• PROBLEM DESCRIPTION:
Pick out each line below containing "should".

═══ DATASET CONTENT ═══

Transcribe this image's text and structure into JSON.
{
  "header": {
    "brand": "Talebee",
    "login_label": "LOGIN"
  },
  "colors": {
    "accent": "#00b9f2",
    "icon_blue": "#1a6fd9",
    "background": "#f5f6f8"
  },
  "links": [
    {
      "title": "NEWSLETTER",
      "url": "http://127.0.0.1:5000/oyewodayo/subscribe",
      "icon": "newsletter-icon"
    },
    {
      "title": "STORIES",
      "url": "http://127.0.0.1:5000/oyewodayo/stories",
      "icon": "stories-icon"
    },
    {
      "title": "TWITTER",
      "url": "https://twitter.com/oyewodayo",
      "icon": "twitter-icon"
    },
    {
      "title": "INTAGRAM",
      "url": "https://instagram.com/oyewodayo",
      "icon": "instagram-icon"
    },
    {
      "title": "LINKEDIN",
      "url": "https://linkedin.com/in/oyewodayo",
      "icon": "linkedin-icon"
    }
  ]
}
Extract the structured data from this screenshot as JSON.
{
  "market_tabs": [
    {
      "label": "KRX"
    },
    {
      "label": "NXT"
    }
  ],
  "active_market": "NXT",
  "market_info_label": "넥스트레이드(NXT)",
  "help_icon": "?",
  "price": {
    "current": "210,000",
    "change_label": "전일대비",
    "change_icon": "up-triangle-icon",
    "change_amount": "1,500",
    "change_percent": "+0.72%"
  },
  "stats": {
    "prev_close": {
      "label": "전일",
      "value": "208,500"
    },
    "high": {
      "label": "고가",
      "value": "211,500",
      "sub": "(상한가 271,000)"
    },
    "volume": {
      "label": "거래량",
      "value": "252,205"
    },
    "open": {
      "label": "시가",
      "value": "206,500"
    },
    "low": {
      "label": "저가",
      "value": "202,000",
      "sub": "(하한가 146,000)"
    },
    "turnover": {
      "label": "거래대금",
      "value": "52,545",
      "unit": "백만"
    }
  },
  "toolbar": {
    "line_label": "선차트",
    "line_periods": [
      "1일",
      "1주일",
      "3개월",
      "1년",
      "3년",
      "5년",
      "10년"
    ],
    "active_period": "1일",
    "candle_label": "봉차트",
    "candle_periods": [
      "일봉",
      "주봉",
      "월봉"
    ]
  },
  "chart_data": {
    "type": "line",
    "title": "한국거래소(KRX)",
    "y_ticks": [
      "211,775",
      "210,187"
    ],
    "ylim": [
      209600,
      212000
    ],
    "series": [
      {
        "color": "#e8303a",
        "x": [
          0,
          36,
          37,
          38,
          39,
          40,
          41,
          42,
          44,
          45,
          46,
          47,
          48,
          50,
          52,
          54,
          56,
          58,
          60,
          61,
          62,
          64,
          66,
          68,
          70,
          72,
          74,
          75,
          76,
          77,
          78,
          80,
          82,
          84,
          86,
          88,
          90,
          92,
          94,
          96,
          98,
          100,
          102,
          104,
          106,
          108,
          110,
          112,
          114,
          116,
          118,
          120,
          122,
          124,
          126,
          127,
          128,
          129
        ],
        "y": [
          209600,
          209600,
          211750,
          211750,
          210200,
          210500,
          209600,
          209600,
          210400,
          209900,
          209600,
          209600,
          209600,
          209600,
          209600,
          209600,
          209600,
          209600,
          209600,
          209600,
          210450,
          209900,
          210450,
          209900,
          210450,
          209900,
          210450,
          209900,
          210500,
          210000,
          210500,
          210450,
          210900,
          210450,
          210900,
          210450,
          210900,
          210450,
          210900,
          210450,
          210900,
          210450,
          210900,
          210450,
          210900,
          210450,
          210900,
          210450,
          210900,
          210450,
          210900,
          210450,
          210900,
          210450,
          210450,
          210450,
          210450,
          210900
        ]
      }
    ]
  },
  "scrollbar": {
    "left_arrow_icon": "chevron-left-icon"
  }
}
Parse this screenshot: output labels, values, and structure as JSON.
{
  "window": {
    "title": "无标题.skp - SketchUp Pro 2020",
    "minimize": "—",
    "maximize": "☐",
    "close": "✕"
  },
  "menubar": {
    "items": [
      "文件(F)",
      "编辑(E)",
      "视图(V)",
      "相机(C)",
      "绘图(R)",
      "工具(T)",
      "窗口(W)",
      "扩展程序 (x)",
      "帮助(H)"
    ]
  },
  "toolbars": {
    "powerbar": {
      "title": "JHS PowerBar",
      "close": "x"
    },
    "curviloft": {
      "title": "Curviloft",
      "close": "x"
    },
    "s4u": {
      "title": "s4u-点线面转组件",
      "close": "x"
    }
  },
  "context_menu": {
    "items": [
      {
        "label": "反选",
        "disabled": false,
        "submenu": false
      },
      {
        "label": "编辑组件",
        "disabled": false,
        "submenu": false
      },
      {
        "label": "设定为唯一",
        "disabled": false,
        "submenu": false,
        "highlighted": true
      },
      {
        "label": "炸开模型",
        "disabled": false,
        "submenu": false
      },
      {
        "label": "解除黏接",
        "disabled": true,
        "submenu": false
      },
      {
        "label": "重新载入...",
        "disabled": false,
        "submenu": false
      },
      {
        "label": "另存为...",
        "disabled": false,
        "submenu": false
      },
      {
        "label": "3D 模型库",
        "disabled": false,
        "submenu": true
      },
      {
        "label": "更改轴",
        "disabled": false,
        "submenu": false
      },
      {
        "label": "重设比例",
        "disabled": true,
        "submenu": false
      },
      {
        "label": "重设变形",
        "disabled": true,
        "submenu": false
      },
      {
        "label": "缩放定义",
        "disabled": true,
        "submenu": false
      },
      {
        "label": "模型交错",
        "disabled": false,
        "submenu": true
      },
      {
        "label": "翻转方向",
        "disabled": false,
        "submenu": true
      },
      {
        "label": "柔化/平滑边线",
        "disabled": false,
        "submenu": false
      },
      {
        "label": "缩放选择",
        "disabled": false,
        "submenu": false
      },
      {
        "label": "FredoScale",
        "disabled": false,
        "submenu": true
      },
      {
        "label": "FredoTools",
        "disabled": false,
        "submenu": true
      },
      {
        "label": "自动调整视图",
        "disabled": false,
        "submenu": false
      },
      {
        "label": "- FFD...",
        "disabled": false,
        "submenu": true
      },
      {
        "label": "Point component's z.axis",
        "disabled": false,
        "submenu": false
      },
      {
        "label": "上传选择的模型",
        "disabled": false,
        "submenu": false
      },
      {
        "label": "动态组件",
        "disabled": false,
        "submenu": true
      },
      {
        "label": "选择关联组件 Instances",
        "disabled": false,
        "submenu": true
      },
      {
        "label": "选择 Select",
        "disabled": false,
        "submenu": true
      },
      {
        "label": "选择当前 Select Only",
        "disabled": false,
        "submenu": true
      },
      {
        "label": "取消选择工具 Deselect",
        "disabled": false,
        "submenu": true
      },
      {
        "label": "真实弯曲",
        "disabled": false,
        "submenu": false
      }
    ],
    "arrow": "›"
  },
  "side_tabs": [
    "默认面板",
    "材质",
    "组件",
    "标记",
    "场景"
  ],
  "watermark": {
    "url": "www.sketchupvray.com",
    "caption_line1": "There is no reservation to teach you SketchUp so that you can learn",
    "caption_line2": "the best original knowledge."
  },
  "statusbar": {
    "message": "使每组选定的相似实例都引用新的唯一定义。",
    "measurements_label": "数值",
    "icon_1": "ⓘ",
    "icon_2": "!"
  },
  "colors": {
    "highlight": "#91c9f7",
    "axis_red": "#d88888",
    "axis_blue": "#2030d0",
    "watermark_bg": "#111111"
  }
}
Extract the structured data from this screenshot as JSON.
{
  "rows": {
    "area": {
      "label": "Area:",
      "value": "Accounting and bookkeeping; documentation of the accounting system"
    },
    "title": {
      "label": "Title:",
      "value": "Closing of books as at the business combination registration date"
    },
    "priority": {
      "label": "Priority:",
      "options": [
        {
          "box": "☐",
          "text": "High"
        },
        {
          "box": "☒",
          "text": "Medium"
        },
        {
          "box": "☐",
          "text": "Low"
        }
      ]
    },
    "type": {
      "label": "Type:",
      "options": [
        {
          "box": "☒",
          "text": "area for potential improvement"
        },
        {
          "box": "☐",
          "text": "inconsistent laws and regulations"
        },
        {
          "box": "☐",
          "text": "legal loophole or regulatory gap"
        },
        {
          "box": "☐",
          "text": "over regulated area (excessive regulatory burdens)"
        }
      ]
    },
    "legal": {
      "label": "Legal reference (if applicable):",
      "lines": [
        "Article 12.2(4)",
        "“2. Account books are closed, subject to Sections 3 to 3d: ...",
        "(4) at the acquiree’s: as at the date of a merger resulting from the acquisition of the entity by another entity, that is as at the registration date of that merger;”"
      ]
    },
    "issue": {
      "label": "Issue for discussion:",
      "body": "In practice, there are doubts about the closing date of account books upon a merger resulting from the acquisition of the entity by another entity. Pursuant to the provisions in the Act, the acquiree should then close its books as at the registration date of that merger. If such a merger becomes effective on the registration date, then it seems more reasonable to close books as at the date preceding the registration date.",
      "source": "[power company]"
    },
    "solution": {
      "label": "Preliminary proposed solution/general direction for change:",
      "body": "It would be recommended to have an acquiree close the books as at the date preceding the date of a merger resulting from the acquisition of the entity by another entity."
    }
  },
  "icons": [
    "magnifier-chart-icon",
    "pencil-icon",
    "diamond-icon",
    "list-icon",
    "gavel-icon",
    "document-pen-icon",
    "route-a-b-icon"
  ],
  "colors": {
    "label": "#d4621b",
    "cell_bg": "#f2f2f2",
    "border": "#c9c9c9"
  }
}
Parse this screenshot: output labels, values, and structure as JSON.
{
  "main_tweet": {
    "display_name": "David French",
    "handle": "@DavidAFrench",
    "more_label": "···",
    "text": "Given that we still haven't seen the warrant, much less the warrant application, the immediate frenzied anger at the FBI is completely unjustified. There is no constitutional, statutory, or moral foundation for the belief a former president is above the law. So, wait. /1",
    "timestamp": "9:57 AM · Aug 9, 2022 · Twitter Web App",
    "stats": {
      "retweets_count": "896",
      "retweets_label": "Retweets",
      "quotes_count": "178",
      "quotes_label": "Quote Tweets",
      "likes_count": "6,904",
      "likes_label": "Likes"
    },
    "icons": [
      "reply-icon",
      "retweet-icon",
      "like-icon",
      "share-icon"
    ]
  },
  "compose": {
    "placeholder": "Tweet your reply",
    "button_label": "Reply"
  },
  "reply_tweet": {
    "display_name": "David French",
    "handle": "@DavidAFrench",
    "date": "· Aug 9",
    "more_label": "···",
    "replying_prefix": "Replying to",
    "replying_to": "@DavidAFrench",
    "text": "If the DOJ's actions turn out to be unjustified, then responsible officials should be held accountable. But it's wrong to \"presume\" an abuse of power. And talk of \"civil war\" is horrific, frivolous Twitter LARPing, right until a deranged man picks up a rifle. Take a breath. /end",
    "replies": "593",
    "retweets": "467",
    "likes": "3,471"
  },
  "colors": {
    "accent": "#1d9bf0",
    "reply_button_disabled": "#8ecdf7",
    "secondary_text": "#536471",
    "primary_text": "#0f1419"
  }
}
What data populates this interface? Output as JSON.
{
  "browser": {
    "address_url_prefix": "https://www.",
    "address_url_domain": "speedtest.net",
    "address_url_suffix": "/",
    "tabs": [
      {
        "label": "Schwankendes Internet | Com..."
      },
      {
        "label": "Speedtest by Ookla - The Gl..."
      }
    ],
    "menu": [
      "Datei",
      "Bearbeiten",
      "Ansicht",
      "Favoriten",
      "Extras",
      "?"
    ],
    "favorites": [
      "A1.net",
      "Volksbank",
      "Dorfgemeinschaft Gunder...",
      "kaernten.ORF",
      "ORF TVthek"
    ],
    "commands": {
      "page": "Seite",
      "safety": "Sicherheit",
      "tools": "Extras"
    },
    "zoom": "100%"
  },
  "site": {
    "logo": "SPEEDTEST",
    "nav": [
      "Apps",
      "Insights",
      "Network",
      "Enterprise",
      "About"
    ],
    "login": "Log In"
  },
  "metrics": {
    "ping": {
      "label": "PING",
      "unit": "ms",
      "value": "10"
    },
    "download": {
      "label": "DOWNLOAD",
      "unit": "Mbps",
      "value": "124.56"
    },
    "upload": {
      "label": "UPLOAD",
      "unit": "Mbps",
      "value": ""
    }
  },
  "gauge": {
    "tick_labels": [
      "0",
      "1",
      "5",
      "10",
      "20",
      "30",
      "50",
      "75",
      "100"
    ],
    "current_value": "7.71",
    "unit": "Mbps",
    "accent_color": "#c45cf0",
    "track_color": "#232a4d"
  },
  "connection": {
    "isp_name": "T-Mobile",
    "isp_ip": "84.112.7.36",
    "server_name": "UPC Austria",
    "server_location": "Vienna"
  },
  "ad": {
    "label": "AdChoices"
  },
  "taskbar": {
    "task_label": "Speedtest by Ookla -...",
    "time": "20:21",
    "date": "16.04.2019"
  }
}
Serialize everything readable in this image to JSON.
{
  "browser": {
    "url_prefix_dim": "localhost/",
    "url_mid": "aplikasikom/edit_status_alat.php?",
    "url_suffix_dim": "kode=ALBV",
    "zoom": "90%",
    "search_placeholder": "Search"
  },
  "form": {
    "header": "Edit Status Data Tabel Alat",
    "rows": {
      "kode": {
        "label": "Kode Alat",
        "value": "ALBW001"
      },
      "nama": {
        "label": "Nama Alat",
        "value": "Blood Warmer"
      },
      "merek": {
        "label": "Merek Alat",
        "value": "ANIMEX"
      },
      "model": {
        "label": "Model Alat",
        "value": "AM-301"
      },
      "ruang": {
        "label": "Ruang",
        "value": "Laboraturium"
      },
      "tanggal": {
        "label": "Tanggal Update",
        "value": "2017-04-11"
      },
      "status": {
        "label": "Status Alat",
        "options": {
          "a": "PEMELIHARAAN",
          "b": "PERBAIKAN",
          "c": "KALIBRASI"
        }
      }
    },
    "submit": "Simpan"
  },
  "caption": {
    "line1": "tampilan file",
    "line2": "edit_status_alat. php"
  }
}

═══

• TASK SOLUTION:
      "body": "In practice, there are doubts about the closing date of account books upon a merger resulting from the acquisition of the entity by another entity. Pursuant to the provisions in the Act, the acquiree should then close its books as at the registration date of that merger. If such a merger becomes effective on the registration date, then it seems more reasonable to close books as at the date preceding the registration date.",
    "text": "If the DOJ's actions turn out to be unjustified, then responsible officials should be held accountable. But it's wrong to \"presume\" an abuse of power. And talk of \"civil war\" is horrific, frivolous Twitter LARPing, right until a deranged man picks up a rifle. Take a breath. /end",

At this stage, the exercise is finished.